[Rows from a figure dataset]
## Start
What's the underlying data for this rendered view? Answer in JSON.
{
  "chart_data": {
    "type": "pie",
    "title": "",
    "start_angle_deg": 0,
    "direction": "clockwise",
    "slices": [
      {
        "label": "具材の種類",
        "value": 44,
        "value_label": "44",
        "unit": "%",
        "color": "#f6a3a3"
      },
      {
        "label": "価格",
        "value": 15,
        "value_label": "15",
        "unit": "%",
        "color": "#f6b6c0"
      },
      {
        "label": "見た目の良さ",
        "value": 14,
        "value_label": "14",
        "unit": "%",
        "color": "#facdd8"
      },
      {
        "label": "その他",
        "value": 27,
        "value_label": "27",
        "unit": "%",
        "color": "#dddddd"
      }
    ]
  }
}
## End
YOUR INSTRUCTIONS :: Count the lines of the listing above that include the word "color" and state the total with nothing else.

RESULT :: 4